**Given text**
────────────────────────────────────────

AdvancedMC Insider May 2006

In 2005, SuperComm served as the backdrop for an AdvancedMC^TM coming out party. SBS Technologies® alone announced a dozen new Telum^TM cards were available. With GlobalComm^TM set to take the same venue as a premier trade show for communications professionals, we expect AdvancedMCs will show how far they have come in a year. With that in mind, SBS will be flying the AdvancedMC flag in Chicago, and using them to demonstrate a couple of 3G (IMS) technology applications that are the result of our collaborations with IBM® and Surf Communication Solutions®.

Open modular computing has been gathering momentum every year at the show, and this year it should be no exception. Carriers are struggling to be nimble—to respond almost instantly to consumer demand for services—and modular building blocks offer a lot of promise for meeting this need.

────────────────────────────────────────

Dataset items:
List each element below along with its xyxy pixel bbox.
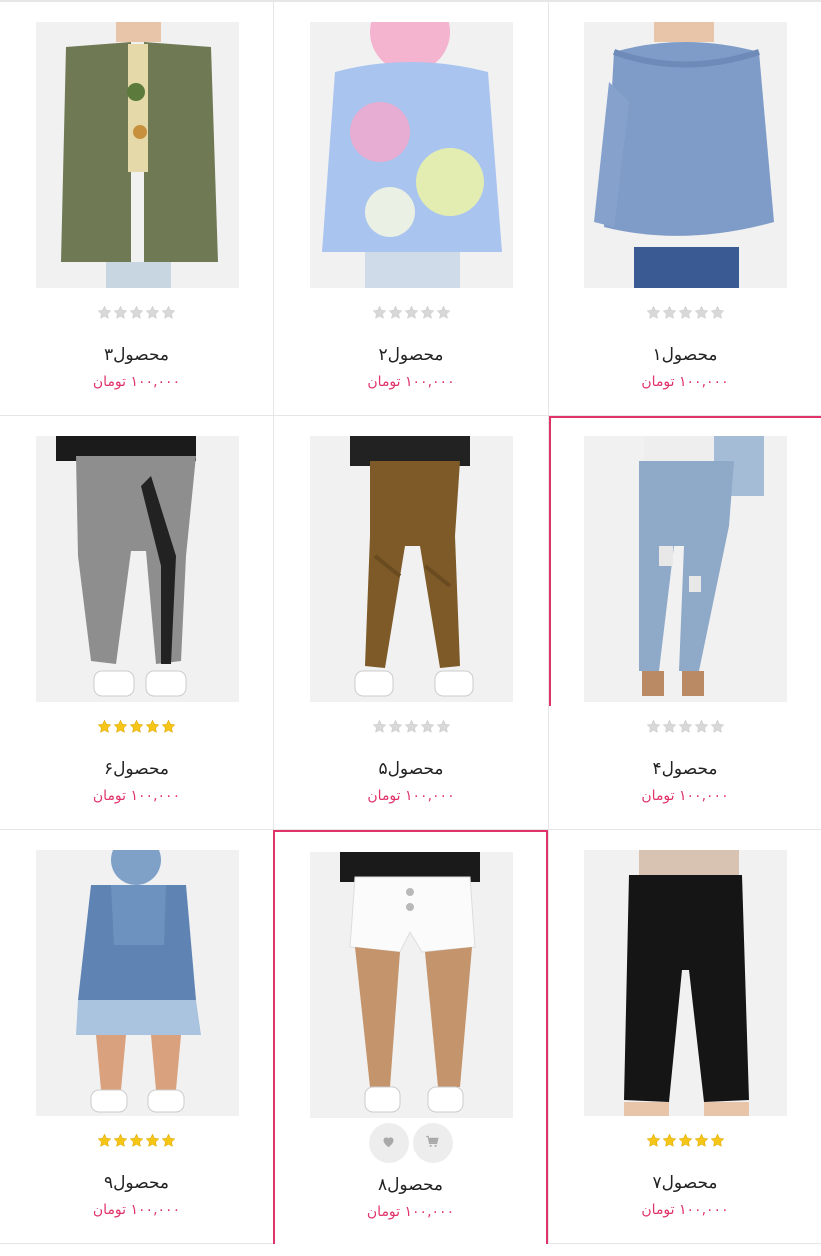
star-icon [694, 719, 709, 734]
product-image[interactable] [584, 22, 787, 288]
product-image[interactable] [35, 850, 239, 1116]
star-icon [694, 1133, 709, 1148]
heart-icon [381, 1134, 396, 1153]
star-icon [388, 305, 403, 320]
star-icon [161, 719, 176, 734]
rating-stars [549, 1133, 821, 1153]
star-icon [694, 305, 709, 320]
product-price: ۱۰۰,۰۰۰ تومان [641, 1202, 729, 1218]
product-card[interactable]: محصول۸ ۱۰۰,۰۰۰ تومان [273, 830, 548, 1244]
star-icon [420, 719, 435, 734]
product-title[interactable]: محصول۲ [274, 345, 548, 365]
star-icon [145, 305, 160, 320]
star-icon [388, 719, 403, 734]
star-icon [646, 1133, 661, 1148]
rating-stars [0, 305, 273, 325]
star-icon [113, 305, 128, 320]
star-icon [372, 305, 387, 320]
product-image[interactable] [309, 852, 513, 1118]
product-price: ۱۰۰,۰۰۰ تومان [92, 788, 181, 804]
product-image[interactable] [584, 436, 787, 702]
star-icon [97, 305, 112, 320]
product-image[interactable] [310, 436, 513, 702]
star-icon [662, 1133, 677, 1148]
star-icon [678, 719, 693, 734]
rating-stars [0, 1133, 273, 1153]
product-card[interactable]: محصول۴ ۱۰۰,۰۰۰ تومان [548, 416, 821, 830]
product-title[interactable]: محصول۵ [274, 759, 548, 779]
star-icon [113, 719, 128, 734]
product-image[interactable] [310, 22, 513, 288]
star-icon [678, 305, 693, 320]
star-icon [420, 305, 435, 320]
product-price: ۱۰۰,۰۰۰ تومان [367, 374, 455, 390]
rating-stars [549, 305, 821, 325]
product-card[interactable]: محصول۵ ۱۰۰,۰۰۰ تومان [273, 416, 548, 830]
star-icon [710, 719, 725, 734]
star-icon [710, 305, 725, 320]
star-icon [372, 719, 387, 734]
product-price: ۱۰۰,۰۰۰ تومان [641, 374, 729, 390]
star-icon [97, 719, 112, 734]
star-icon [161, 1133, 176, 1148]
product-title[interactable]: محصول۹ [0, 1173, 273, 1193]
cart-icon [425, 1134, 440, 1153]
product-actions [275, 1123, 546, 1163]
product-title[interactable]: محصول۳ [0, 345, 273, 365]
product-title[interactable]: محصول۷ [549, 1173, 821, 1193]
add-to-cart-button[interactable] [412, 1123, 453, 1163]
star-icon [710, 1133, 725, 1148]
star-icon [678, 1133, 693, 1148]
star-icon [129, 305, 144, 320]
rating-stars [549, 719, 821, 739]
product-card[interactable]: محصول۳ ۱۰۰,۰۰۰ تومان [0, 2, 273, 416]
product-image[interactable] [35, 22, 239, 288]
rating-stars [274, 719, 548, 739]
star-icon [662, 305, 677, 320]
star-icon [161, 305, 176, 320]
star-icon [404, 719, 419, 734]
product-card[interactable]: محصول۷ ۱۰۰,۰۰۰ تومان [548, 830, 821, 1244]
star-icon [129, 1133, 144, 1148]
product-title[interactable]: محصول۴ [549, 759, 821, 779]
product-price: ۱۰۰,۰۰۰ تومان [366, 1204, 455, 1220]
star-icon [97, 1133, 112, 1148]
star-icon [436, 719, 451, 734]
star-icon [646, 719, 661, 734]
star-icon [145, 1133, 160, 1148]
rating-stars [274, 305, 548, 325]
product-price: ۱۰۰,۰۰۰ تومان [367, 788, 455, 804]
star-icon [646, 305, 661, 320]
rating-stars [0, 719, 273, 739]
product-card[interactable]: محصول۶ ۱۰۰,۰۰۰ تومان [0, 416, 273, 830]
product-price: ۱۰۰,۰۰۰ تومان [92, 374, 181, 390]
product-card[interactable]: محصول۹ ۱۰۰,۰۰۰ تومان [0, 830, 273, 1244]
wishlist-button[interactable] [368, 1123, 409, 1163]
star-icon [436, 305, 451, 320]
product-image[interactable] [584, 850, 787, 1116]
product-title[interactable]: محصول۶ [0, 759, 273, 779]
star-icon [113, 1133, 128, 1148]
star-icon [129, 719, 144, 734]
product-title[interactable]: محصول۸ [275, 1175, 546, 1195]
star-icon [404, 305, 419, 320]
product-price: ۱۰۰,۰۰۰ تومان [641, 788, 729, 804]
product-card[interactable]: محصول۱ ۱۰۰,۰۰۰ تومان [548, 2, 821, 416]
product-price: ۱۰۰,۰۰۰ تومان [92, 1202, 181, 1218]
product-title[interactable]: محصول۱ [549, 345, 821, 365]
product-grid: محصول۱ ۱۰۰,۰۰۰ تومان محصول۲ ۱۰۰,۰۰۰ تومان مح… [0, 0, 821, 1256]
star-icon [145, 719, 160, 734]
product-card[interactable]: محصول۲ ۱۰۰,۰۰۰ تومان [273, 2, 548, 416]
star-icon [662, 719, 677, 734]
product-image[interactable] [35, 436, 239, 702]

────────────────────────────────────────

**Directives**
A - According to the AdvancedMC Insider text, how many new Telum cards did SBS Technologies announce at SuperComm in 2005?
B - Repeat the AdvancedMC Insider text from "Open modular computing" to "meeting this need.".
C - Pick up the AdvancedMC Insider text after its last sentence and write what comes next.
The records are separate material and not part of the AdvancedMC Insider text.

**Answer set**
A - A dozen.

B -
Open modular computing has been gathering momentum every year at the show, and this year it should be no exception. Carriers are struggling to be nimble—to respond almost instantly to consumer demand for services—and modular building blocks offer a lot of promise for meeting this need.

C -
Our goal at SBS is to offer the modular components that will make it all happen. This year, in GlobalComm Booth Number 18051 and PICMG® Booth 12042BB we will be demonstrating a couple of interesting examples of how this sort of “snap together” computing environment can be implemented:

Live demo of I-TDM on MicroTCA
SBS and Surf will be running a demo in the SBS booth at GlobalComm, where you will be able to see industry's first end-to-end AMC-based I-TDM solution for building Next-Generation Convergent (Voice, Video, Data) Media Gateways. This joint effort will demonstrate a “Proof-Of-Concept” I-TDM solution for delivering two analog voice channels on a single I-TDM flow over a MicroTCA® Gigabit Ethernet backplane.

The demonstration platform, based on Surf's AdvancedMC DSP card and the SBS Telum^TM 624/628-TEJ-ITDM AdvancedMC, displays the flexibility of Surf's media server and media gateway development frameworks combined with the SBS I-TDM solution. The platform is ideal for applications that need to deliver audio, video, fax and modem data over IP networks, such as media/content servers, as well as video mail and video messaging servers.

Download I-TDM white paper here

Live Convergent 3G Wireless (IMS) infrastructure
IBM's BladeCenter® T chassis provides a superb platform for convergent 3G wireless infrastructure, and the new BladeCenter T AdvancedMC^TM carrier developed jointly by IBM® and SBS offers an incredible amount of I/O flexibility because of its ability to support up to four AdvancedMC modules per blade.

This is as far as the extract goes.